Extracted data entries:
------------------------------------------------
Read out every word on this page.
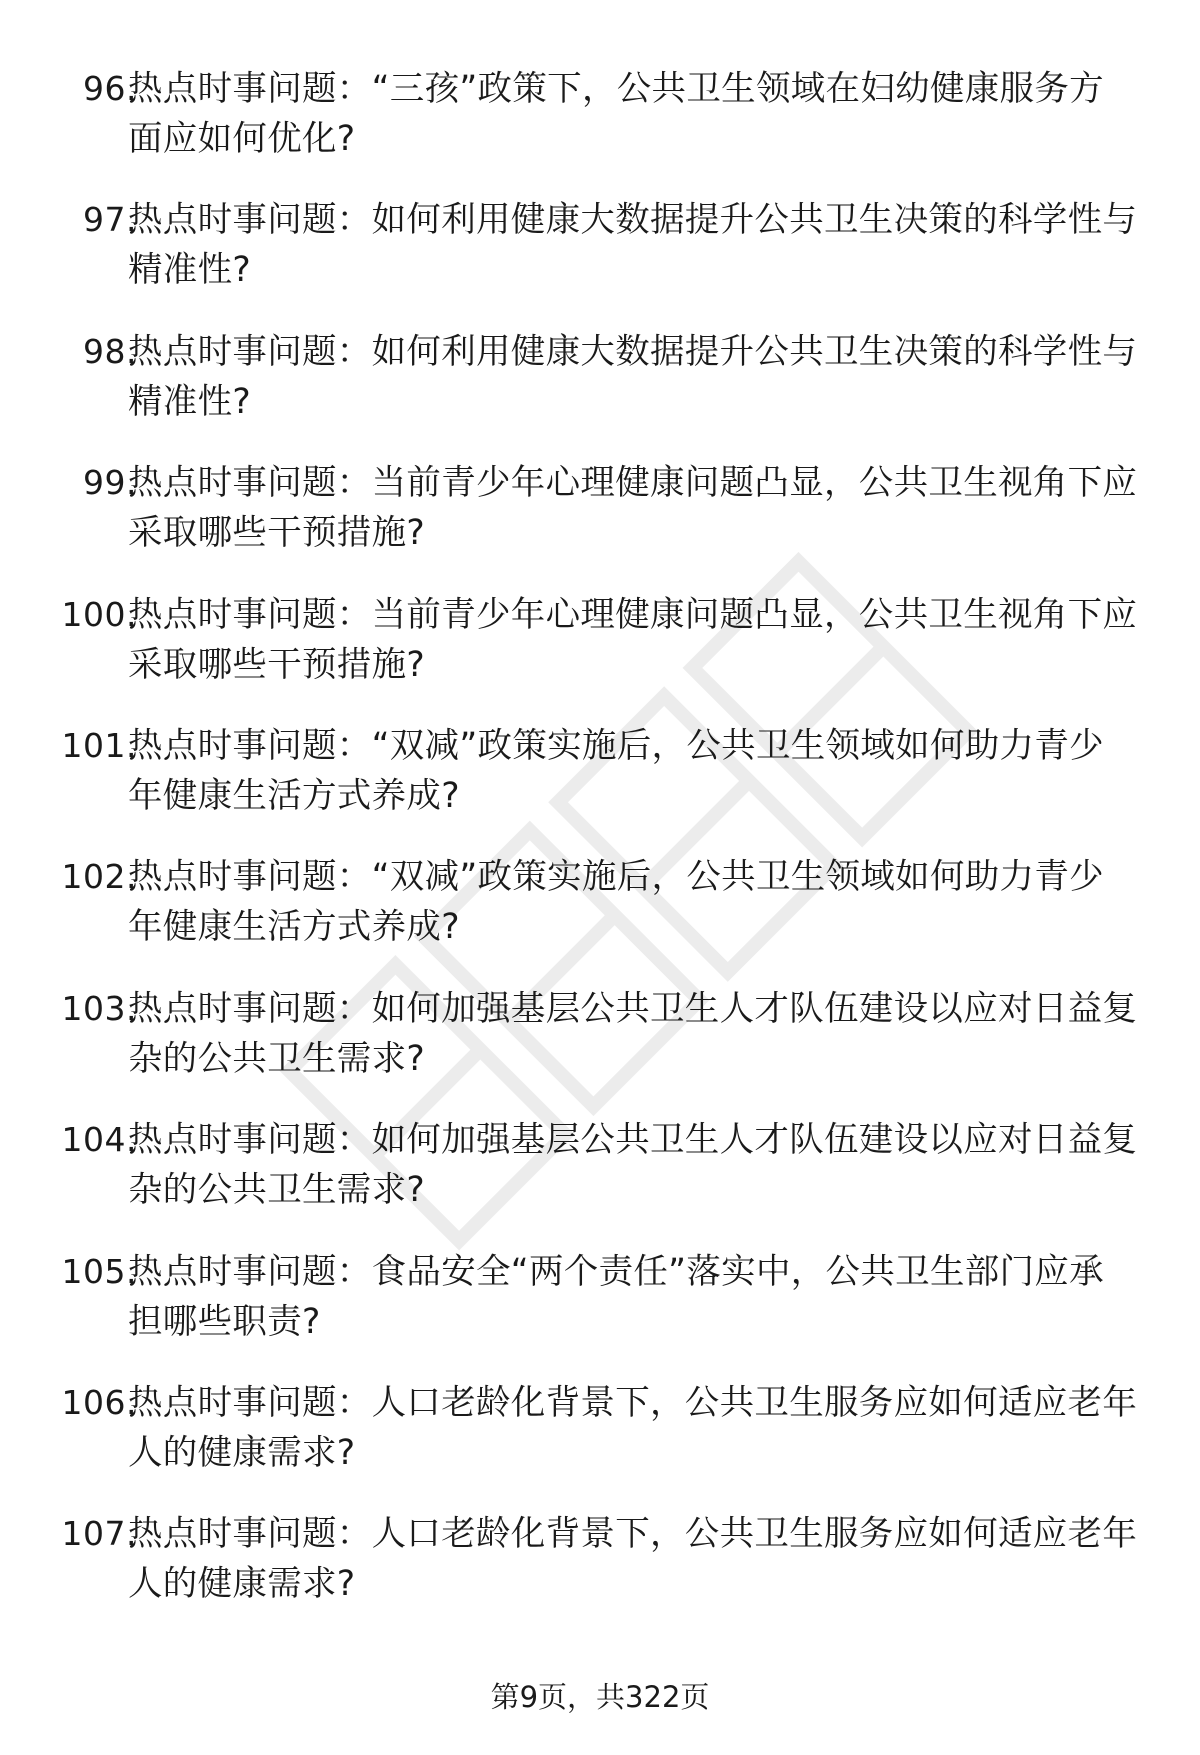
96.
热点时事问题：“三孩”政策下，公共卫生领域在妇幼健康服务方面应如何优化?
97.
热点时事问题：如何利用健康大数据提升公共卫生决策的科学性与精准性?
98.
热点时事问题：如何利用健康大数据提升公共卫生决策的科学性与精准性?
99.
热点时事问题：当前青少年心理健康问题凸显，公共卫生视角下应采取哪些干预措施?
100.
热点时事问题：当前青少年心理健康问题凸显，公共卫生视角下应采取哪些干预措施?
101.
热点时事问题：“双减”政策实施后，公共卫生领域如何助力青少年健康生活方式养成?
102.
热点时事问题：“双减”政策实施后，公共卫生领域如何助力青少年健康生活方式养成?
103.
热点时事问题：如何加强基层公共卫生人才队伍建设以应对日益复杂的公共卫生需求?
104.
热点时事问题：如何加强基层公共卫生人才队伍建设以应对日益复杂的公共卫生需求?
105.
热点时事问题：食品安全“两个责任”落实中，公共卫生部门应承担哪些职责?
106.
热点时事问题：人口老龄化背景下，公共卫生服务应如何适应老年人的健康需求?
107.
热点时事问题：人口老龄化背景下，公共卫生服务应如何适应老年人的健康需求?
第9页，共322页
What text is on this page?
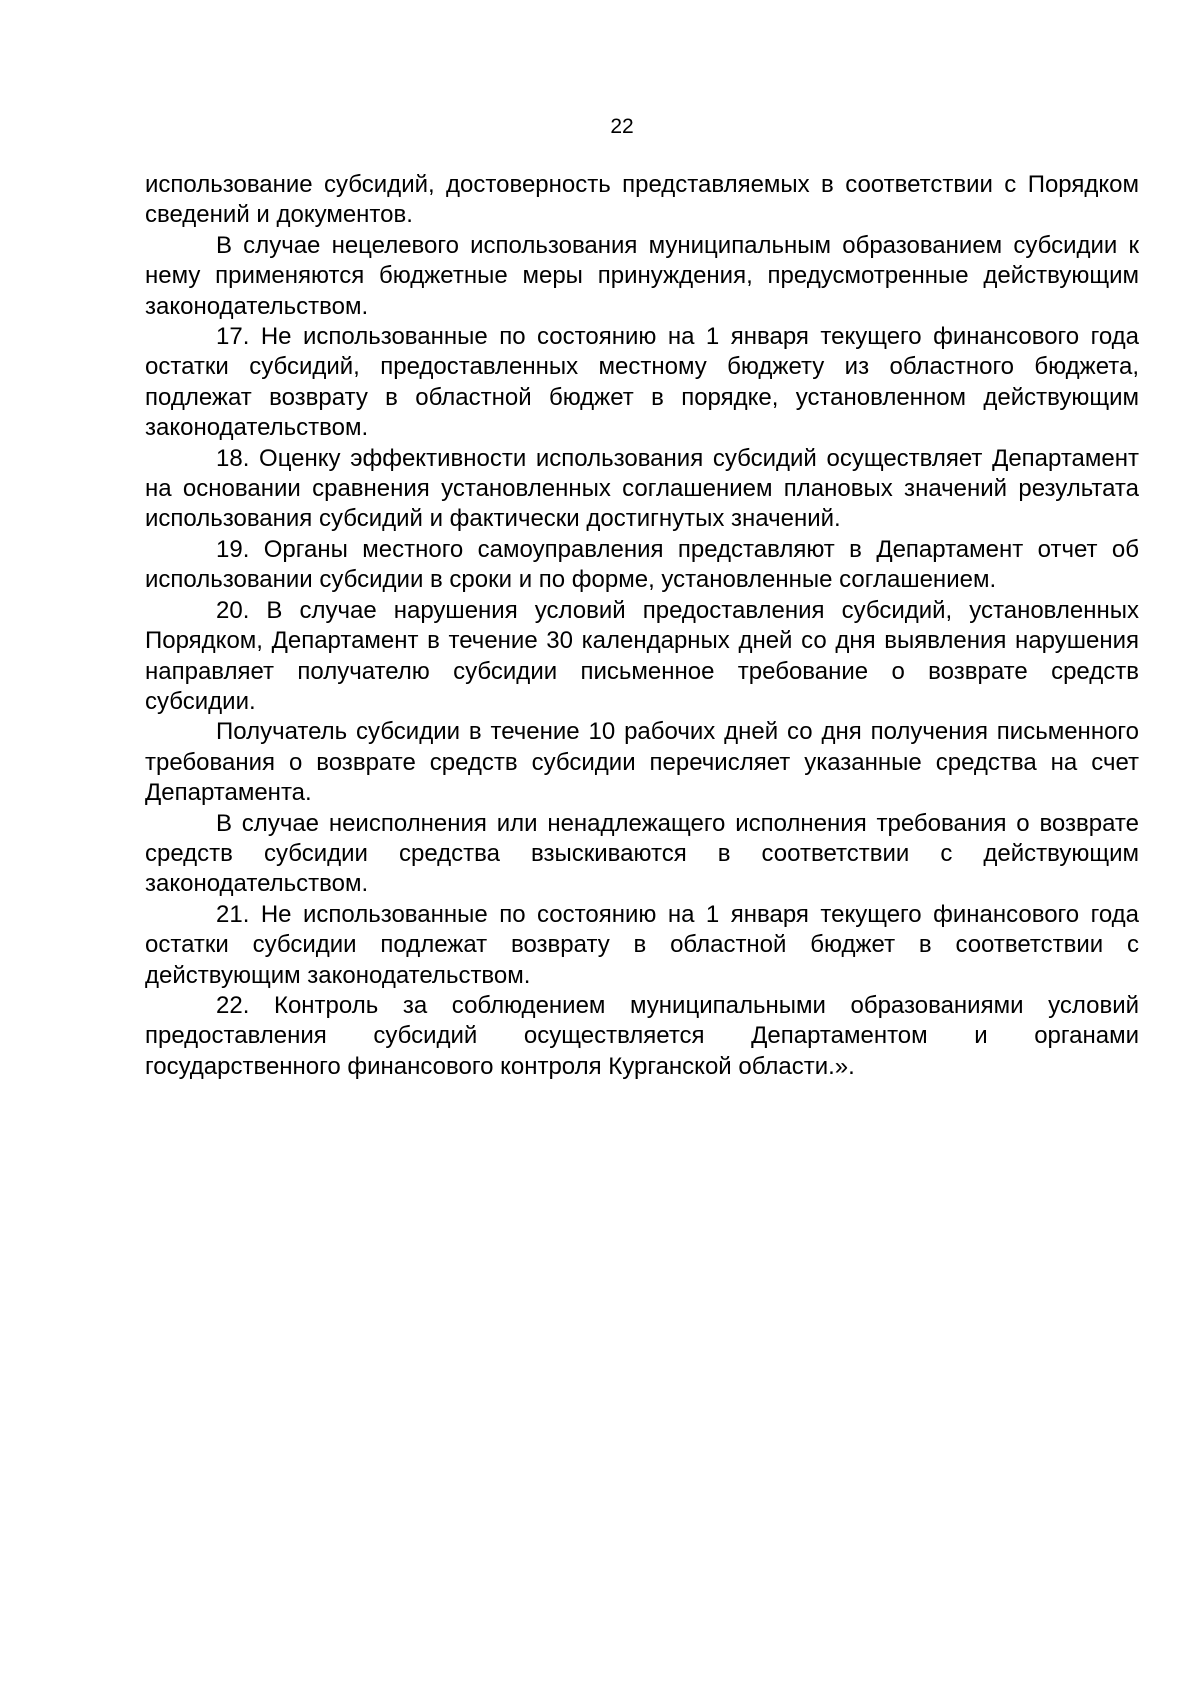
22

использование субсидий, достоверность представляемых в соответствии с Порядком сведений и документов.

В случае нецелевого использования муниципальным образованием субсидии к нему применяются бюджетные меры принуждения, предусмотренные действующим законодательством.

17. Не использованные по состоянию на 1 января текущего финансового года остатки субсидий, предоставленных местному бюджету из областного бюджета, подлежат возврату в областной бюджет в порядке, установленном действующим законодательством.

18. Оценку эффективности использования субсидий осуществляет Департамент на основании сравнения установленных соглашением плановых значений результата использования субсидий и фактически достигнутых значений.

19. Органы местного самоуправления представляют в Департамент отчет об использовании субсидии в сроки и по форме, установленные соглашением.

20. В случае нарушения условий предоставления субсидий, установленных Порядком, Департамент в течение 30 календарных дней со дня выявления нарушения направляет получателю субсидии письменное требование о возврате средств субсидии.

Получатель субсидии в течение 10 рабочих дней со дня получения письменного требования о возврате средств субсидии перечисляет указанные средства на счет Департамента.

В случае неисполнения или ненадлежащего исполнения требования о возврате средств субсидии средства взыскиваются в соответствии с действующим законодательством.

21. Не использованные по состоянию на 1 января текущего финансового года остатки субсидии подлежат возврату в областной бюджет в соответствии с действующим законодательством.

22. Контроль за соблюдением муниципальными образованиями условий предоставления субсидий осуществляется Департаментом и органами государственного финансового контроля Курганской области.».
------------------------------------------------
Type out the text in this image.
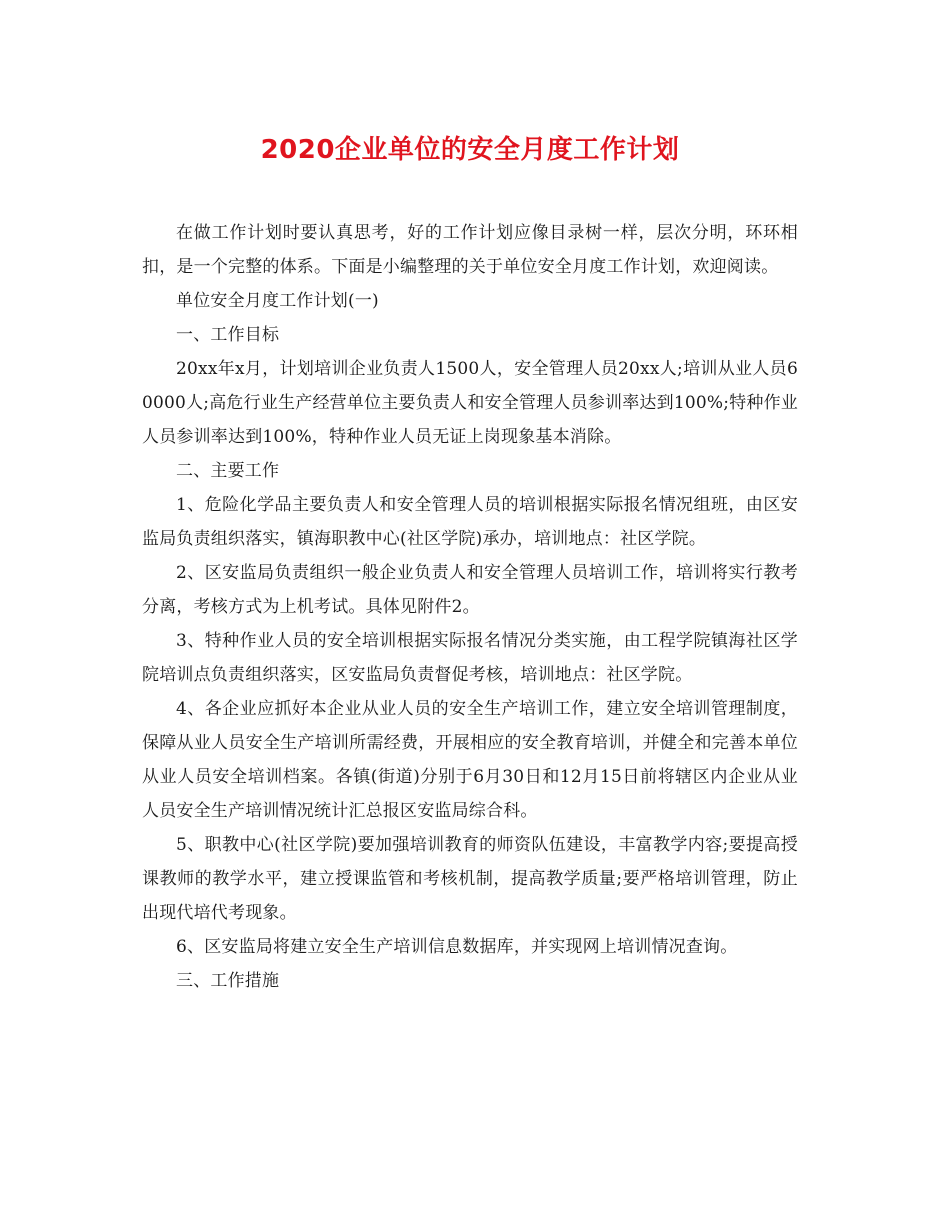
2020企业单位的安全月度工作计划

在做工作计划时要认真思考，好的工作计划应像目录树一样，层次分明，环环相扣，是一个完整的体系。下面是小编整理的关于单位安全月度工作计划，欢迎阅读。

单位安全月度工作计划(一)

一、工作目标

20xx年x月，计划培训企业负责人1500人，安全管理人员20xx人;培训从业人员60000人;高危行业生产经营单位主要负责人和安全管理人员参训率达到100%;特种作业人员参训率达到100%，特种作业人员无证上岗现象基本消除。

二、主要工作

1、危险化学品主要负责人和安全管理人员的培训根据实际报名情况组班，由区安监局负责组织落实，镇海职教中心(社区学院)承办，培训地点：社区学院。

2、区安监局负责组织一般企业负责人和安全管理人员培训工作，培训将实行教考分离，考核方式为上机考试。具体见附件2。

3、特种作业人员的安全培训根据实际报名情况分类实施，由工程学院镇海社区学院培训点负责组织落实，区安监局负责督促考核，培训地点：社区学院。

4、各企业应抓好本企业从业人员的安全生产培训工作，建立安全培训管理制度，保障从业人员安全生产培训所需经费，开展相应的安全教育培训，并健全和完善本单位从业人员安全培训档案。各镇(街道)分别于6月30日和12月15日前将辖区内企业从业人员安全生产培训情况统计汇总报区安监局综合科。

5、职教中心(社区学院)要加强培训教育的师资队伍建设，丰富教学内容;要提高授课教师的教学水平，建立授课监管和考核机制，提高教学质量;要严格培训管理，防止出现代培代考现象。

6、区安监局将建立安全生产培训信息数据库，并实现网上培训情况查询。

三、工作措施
------------------------------------------------
GIVEN EXERCISE: Search the lines for the string "условий" and copy every line that has it.

RESPONSE TO THIS TASK:
20. В случае нарушения условий предоставления субсидий, установленных Порядком, Департамент в течение 30 календарных дней со дня выявления нарушения направляет получателю субсидии письменное требование о возврате средств субсидии.
22. Контроль за соблюдением муниципальными образованиями условий предоставления субсидий осуществляется Департаментом и органами государственного финансового контроля Курганской области.».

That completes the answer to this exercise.